TASK PROMPT:
Each line that holds the word "this" counts once. Give the total number of such lines and nothing else.

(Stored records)
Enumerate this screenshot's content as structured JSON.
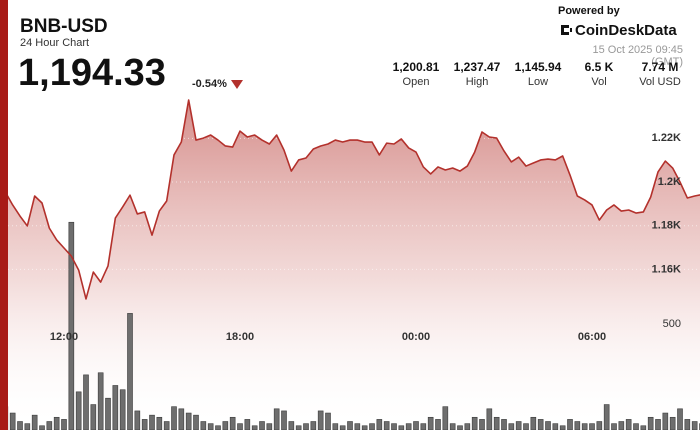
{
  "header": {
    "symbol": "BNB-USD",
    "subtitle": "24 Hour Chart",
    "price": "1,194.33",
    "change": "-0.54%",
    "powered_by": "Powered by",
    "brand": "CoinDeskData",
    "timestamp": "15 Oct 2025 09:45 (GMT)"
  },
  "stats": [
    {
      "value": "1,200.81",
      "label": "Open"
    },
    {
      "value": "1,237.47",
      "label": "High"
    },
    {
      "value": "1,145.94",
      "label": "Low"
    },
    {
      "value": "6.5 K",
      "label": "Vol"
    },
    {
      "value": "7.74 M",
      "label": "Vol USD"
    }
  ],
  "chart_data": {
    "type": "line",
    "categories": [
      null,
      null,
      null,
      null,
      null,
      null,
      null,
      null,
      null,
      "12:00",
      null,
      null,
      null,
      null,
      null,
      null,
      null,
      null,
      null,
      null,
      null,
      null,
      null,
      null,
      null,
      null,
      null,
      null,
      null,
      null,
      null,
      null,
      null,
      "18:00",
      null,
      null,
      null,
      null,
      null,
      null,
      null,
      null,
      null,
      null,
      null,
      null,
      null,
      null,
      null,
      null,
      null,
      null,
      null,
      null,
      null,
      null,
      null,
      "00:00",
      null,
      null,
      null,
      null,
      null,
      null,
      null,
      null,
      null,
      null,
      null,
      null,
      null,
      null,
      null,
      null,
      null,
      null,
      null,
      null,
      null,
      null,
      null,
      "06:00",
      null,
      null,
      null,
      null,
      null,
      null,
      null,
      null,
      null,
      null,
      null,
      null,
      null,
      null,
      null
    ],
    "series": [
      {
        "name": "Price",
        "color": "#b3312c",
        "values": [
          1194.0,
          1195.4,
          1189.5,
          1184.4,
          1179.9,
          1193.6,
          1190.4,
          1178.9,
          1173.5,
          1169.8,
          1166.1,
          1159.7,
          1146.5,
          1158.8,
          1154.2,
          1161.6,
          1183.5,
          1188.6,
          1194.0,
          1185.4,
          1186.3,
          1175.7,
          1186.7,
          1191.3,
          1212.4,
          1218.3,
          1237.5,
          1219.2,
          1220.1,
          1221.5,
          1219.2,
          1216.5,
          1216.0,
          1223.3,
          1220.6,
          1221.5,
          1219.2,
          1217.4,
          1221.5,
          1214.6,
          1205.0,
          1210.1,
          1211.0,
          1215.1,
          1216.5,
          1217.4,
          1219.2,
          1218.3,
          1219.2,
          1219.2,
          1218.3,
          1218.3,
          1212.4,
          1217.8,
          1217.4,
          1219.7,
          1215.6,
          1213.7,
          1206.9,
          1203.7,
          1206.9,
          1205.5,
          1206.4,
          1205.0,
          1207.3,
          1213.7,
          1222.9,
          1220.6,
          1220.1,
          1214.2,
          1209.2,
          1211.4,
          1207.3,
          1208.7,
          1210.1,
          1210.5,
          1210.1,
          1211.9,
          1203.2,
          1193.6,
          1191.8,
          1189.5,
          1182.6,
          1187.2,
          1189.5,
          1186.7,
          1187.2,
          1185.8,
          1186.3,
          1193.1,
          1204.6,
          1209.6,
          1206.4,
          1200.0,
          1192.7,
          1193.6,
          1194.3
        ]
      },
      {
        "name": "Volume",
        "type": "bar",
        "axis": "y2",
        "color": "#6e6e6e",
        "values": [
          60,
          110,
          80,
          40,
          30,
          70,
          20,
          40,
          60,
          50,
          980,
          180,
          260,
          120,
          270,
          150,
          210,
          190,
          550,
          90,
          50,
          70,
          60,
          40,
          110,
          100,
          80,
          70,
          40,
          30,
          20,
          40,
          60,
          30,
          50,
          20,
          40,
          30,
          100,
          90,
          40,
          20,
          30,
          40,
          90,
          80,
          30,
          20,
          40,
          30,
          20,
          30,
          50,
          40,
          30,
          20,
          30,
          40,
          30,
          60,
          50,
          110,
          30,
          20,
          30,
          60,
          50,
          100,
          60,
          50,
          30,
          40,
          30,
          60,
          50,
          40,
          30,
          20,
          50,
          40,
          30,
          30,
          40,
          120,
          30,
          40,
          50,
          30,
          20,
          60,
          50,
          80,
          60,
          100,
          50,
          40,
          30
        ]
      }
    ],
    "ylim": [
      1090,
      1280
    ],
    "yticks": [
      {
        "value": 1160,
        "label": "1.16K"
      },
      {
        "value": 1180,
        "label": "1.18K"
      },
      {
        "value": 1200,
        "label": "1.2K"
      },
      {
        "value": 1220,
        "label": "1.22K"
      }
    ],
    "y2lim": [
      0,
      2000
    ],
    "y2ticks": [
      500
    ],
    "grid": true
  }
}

* * *

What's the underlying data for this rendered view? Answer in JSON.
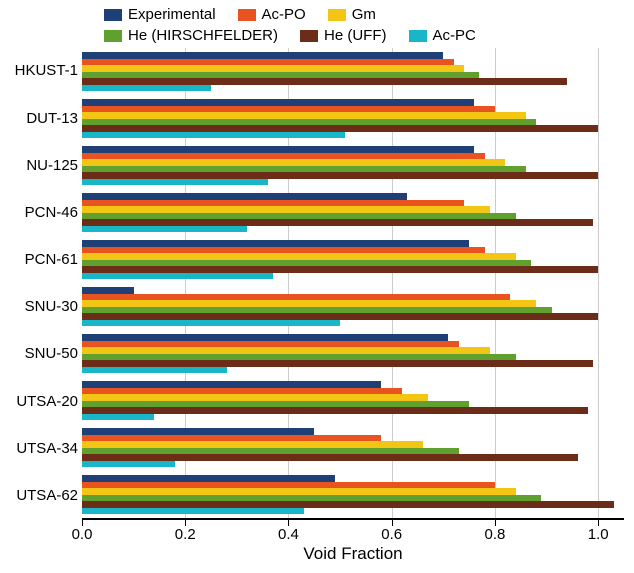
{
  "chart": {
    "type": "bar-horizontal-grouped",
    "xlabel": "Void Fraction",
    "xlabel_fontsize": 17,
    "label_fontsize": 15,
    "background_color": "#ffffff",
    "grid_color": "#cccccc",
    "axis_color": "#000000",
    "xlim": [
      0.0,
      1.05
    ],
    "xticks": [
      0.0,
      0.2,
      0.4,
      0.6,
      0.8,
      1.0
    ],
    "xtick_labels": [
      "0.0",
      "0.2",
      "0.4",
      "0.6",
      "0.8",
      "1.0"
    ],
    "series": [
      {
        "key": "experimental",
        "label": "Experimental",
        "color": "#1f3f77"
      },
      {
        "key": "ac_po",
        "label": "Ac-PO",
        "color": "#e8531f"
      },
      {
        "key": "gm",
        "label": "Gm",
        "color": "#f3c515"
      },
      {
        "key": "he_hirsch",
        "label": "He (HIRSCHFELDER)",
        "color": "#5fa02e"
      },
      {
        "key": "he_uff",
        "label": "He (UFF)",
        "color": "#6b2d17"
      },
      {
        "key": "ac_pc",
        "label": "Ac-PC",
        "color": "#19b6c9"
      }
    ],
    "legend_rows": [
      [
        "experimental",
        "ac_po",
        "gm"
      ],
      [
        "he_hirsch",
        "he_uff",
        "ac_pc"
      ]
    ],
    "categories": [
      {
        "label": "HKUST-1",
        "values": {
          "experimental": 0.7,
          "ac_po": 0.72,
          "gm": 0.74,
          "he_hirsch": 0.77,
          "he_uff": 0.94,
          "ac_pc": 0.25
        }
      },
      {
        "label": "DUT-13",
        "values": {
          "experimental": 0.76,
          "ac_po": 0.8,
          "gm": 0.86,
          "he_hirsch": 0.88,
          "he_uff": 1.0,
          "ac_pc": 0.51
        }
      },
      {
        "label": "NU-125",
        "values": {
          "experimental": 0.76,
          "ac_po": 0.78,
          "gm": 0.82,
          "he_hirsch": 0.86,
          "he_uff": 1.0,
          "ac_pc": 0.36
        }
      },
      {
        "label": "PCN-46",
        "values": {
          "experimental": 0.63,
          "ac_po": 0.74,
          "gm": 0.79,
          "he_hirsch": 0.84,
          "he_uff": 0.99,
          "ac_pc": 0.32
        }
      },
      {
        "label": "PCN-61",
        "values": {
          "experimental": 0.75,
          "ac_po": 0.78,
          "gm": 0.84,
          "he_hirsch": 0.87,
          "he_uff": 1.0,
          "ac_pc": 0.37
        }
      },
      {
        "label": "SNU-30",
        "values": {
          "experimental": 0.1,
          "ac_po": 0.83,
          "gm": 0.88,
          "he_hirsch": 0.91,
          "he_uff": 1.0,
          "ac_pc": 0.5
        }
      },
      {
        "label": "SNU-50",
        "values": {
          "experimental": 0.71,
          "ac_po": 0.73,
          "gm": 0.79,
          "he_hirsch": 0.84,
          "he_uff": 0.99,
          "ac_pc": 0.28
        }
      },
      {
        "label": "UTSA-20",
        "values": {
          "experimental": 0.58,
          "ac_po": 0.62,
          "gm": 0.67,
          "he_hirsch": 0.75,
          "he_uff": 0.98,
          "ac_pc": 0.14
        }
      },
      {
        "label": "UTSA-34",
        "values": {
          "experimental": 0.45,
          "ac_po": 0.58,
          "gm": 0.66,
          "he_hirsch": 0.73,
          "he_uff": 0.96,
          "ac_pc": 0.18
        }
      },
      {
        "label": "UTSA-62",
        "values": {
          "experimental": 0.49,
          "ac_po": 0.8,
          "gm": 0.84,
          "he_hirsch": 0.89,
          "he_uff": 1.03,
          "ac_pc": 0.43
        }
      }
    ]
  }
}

WORKED SOLUTION:
2